Copy each line below that contains "内焊焊机".

Items from a dataset
[start]
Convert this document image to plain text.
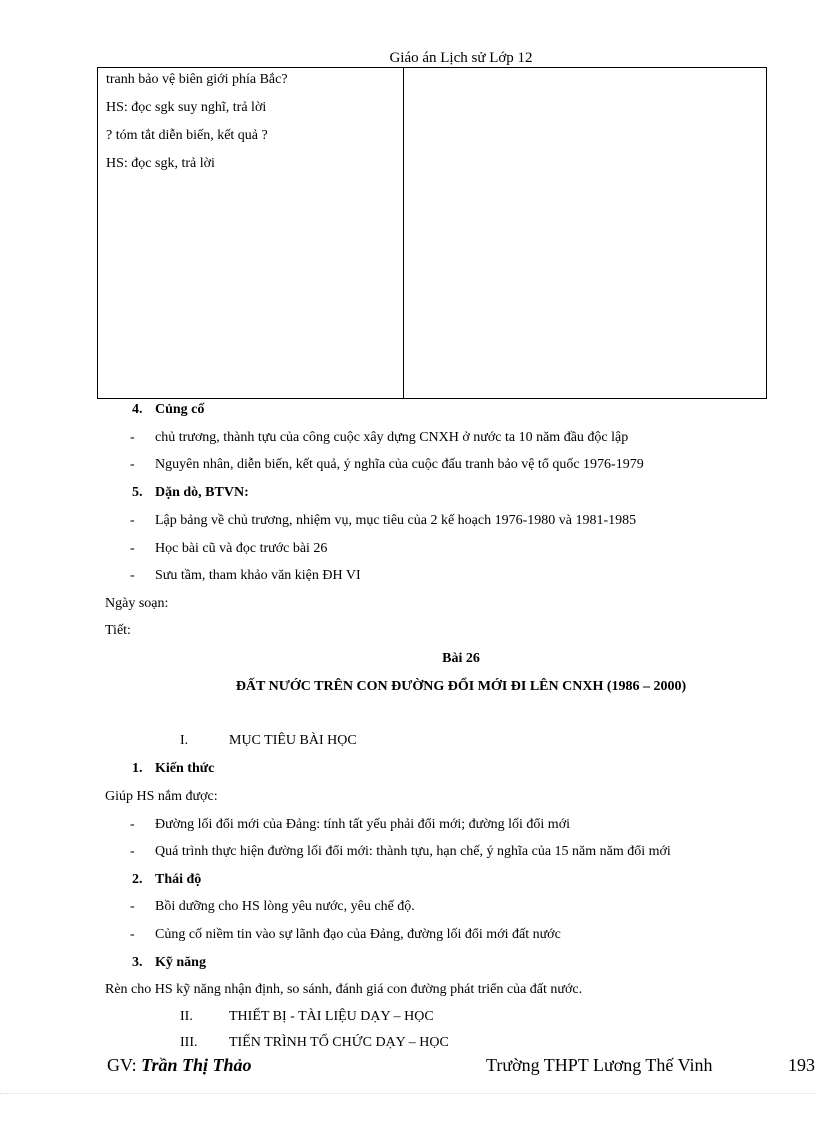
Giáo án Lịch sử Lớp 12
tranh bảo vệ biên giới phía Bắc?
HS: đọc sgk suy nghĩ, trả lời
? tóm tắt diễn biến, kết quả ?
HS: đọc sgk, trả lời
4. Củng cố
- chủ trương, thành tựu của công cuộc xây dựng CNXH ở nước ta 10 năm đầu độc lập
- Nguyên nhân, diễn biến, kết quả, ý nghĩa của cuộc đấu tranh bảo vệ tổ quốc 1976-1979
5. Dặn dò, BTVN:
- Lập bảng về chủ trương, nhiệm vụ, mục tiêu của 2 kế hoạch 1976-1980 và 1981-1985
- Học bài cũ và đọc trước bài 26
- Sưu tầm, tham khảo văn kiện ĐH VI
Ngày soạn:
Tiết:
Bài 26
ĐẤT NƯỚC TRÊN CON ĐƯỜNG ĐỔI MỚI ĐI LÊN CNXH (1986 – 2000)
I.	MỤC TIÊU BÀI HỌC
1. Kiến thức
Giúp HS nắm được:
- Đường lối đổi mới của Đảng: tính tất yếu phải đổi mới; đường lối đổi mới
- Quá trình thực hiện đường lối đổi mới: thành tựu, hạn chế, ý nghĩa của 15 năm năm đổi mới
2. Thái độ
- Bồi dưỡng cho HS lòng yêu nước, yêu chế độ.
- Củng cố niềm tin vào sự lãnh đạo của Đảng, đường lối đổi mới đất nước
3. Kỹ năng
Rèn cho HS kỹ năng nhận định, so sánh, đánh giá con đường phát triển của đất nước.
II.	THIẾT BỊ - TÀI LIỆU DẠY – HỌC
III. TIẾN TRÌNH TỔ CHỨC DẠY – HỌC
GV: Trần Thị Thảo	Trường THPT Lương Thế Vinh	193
[end]
[start]
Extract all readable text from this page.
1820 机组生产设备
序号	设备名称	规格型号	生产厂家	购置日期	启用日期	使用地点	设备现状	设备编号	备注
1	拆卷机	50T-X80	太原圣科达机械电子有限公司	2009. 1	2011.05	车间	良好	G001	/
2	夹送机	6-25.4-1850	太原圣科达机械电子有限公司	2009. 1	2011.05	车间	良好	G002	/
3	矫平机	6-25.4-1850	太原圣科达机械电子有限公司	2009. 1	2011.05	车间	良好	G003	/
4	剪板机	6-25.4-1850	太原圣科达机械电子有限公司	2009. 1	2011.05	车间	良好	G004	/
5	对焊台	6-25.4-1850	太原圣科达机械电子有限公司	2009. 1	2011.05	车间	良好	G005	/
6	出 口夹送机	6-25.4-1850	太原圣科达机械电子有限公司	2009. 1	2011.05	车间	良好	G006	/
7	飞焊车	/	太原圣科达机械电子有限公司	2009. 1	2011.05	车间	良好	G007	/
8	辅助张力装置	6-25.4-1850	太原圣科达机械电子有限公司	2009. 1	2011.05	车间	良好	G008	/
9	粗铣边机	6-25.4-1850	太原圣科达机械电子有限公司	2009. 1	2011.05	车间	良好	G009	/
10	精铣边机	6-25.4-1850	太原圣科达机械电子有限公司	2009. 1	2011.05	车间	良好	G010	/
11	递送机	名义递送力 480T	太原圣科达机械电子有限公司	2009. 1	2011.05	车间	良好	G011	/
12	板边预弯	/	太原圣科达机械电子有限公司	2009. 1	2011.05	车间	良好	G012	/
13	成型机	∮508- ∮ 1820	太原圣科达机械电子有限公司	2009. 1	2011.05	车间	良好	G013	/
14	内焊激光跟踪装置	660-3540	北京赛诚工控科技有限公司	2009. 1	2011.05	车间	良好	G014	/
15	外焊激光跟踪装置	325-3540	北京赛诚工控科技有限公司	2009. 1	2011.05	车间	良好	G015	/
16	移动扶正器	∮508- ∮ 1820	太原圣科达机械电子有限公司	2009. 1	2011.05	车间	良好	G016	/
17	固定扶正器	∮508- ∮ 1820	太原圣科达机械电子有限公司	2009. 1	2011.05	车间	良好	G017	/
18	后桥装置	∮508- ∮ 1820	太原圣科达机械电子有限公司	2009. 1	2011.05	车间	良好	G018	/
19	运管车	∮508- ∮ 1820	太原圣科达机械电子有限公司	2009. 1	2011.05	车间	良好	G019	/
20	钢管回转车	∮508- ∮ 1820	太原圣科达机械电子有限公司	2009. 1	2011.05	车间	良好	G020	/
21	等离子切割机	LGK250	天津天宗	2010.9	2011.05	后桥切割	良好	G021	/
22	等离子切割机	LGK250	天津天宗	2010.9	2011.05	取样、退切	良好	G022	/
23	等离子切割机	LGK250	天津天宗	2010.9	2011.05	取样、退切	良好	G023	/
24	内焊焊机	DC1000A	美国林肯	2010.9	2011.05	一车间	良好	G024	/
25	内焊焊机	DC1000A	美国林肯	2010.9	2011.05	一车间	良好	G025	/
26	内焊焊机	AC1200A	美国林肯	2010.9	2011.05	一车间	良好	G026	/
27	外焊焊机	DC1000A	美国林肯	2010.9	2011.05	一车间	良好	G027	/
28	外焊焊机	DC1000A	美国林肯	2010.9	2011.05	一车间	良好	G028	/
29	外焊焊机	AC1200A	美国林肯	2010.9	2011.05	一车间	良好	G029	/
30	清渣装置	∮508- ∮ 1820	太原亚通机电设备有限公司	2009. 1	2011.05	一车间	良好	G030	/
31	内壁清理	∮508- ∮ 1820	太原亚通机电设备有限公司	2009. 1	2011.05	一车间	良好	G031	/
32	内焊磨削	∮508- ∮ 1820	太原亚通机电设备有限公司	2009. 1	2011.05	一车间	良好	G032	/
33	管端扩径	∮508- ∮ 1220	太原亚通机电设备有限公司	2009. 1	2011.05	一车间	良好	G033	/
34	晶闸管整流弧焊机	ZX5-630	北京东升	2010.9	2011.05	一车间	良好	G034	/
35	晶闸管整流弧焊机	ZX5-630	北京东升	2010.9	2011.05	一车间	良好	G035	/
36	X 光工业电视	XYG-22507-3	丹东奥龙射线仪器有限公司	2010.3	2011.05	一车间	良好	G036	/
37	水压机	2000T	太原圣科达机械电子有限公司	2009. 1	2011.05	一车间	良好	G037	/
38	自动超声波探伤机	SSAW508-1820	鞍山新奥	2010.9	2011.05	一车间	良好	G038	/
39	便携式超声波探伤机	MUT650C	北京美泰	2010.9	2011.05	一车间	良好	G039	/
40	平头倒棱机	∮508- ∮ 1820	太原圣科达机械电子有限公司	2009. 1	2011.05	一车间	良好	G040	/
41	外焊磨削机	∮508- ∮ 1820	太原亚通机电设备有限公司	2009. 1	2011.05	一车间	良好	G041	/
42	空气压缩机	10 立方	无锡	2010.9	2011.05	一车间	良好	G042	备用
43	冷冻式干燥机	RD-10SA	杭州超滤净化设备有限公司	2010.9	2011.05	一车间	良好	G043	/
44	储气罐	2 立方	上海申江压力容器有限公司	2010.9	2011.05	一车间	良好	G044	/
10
[end]
[start]
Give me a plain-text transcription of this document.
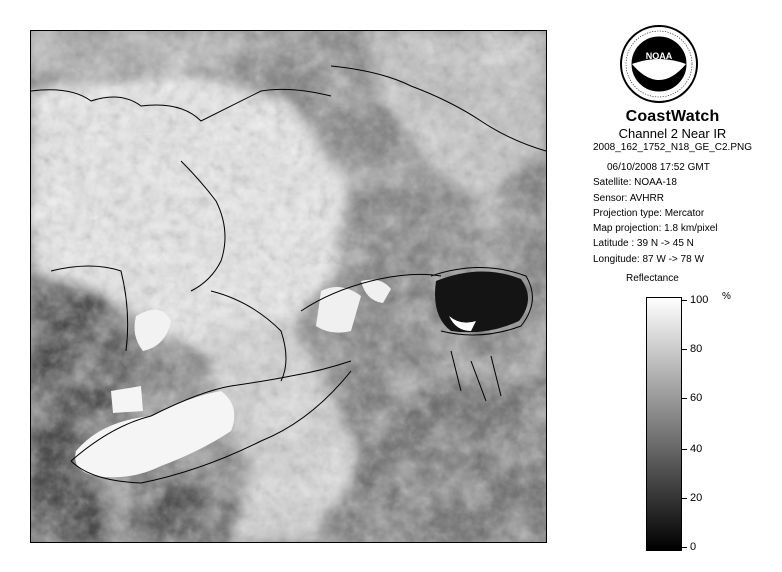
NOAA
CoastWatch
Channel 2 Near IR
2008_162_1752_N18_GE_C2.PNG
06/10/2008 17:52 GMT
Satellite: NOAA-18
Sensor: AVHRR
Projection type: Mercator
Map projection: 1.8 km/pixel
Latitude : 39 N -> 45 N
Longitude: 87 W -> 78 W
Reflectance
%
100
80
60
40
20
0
[end]
== Task solution ==
24	内焊焊机	DC1000A	美国林肯	2010.9	2011.05	一车间	良好	G024	/
25	内焊焊机	DC1000A	美国林肯	2010.9	2011.05	一车间	良好	G025	/
26	内焊焊机	AC1200A	美国林肯	2010.9	2011.05	一车间	良好	G026	/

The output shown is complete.